Collected data
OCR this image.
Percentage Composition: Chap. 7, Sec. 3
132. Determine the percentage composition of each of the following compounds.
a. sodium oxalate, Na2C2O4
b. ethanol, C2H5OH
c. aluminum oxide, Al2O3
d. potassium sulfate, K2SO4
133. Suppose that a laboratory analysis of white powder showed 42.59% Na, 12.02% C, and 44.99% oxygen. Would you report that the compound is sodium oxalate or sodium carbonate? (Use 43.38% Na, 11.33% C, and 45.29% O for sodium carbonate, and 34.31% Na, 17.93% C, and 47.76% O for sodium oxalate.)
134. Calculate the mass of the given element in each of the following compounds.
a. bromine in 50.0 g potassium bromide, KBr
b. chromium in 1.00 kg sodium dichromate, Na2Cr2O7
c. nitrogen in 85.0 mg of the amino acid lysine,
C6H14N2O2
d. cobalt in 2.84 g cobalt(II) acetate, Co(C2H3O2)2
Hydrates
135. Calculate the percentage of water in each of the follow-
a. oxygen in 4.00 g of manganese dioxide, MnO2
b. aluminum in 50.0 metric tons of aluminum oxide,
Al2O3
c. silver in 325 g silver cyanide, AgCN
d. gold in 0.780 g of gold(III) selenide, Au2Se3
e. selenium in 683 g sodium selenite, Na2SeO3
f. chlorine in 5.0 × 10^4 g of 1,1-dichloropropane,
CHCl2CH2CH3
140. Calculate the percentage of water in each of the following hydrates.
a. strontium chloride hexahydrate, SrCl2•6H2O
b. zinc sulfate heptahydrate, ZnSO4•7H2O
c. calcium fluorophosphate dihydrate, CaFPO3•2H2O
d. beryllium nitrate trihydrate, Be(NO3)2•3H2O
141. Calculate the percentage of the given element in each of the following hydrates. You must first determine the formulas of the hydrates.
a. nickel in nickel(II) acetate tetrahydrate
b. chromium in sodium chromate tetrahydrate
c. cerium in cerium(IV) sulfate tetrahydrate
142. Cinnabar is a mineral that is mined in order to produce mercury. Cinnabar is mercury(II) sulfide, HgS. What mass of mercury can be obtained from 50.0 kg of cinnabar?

▶ **What the exercise asks**: What is the number of lines in the listing above that contain the string "Calculate"? Give only the number.

▶ **The completed task**: 4